Stored records:
• • • • • • •
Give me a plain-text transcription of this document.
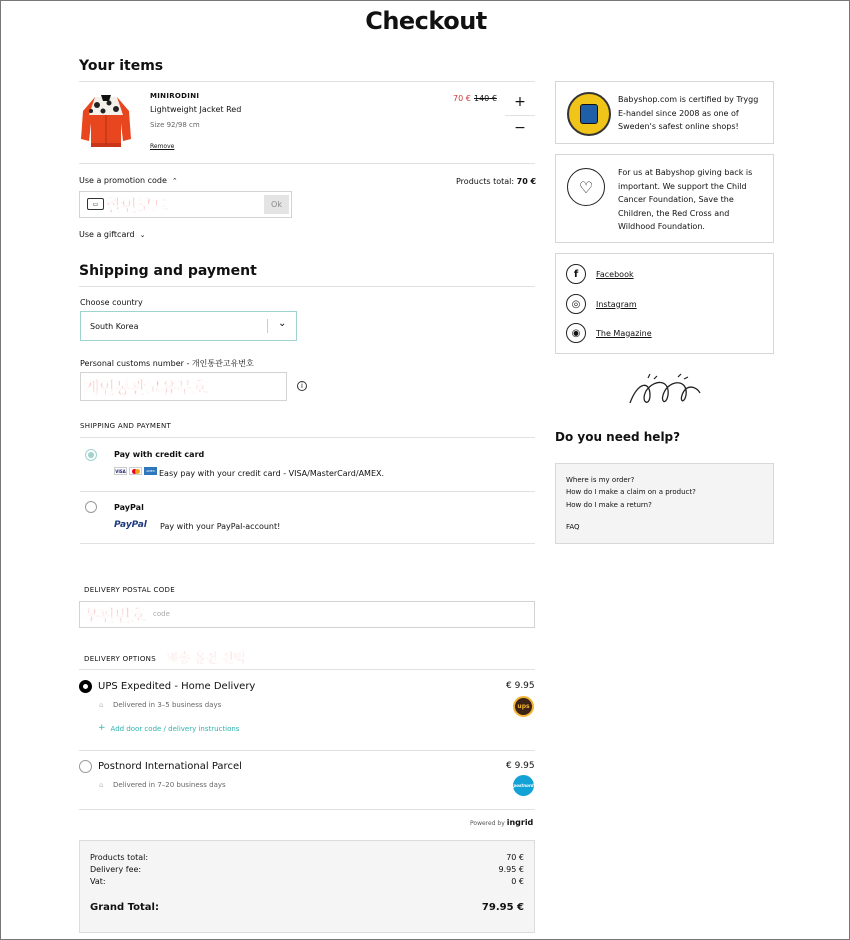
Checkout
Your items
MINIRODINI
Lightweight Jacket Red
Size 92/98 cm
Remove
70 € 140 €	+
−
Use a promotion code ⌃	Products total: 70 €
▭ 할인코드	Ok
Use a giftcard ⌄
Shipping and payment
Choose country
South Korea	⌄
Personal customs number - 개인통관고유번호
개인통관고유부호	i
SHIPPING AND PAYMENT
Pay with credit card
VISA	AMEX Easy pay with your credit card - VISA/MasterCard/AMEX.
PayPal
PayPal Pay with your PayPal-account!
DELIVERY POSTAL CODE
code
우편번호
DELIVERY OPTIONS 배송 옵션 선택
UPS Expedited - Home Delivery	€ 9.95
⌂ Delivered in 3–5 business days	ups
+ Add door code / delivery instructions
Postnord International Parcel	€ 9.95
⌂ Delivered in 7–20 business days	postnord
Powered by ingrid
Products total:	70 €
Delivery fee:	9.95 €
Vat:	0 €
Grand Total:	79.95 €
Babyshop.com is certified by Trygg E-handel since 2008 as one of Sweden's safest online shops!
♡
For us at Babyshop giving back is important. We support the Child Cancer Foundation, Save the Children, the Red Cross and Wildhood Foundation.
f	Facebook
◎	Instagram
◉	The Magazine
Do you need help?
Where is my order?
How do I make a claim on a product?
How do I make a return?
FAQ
• • • • • • •
** EXERCISE REQUIREMENTS **
Pictures in the records above are not copied; print everything else exactly.

** FINAL RESULT **
Give me a plain-text transcription of this document.
Checkout
Your items
MINIRODINI
Lightweight Jacket Red
Size 92/98 cm
Remove
70 € 140 €	+
−
Use a promotion code ⌃	Products total: 70 €
▭ 할인코드	Ok
Use a giftcard ⌄
Shipping and payment
Choose country
South Korea	⌄
Personal customs number - 개인통관고유번호
개인통관고유부호	i
SHIPPING AND PAYMENT
Pay with credit card
VISA	AMEX Easy pay with your credit card - VISA/MasterCard/AMEX.
PayPal
PayPal Pay with your PayPal-account!
DELIVERY POSTAL CODE
code
우편번호
DELIVERY OPTIONS 배송 옵션 선택
UPS Expedited - Home Delivery	€ 9.95
⌂ Delivered in 3–5 business days	ups
+ Add door code / delivery instructions
Postnord International Parcel	€ 9.95
⌂ Delivered in 7–20 business days	postnord
Powered by ingrid
Products total:	70 €
Delivery fee:	9.95 €
Vat:	0 €
Grand Total:	79.95 €
Babyshop.com is certified by Trygg E-handel since 2008 as one of Sweden's safest online shops!
♡
For us at Babyshop giving back is important. We support the Child Cancer Foundation, Save the Children, the Red Cross and Wildhood Foundation.
f	Facebook
◎	Instagram
◉	The Magazine
Do you need help?
Where is my order?
How do I make a claim on a product?
How do I make a return?
FAQ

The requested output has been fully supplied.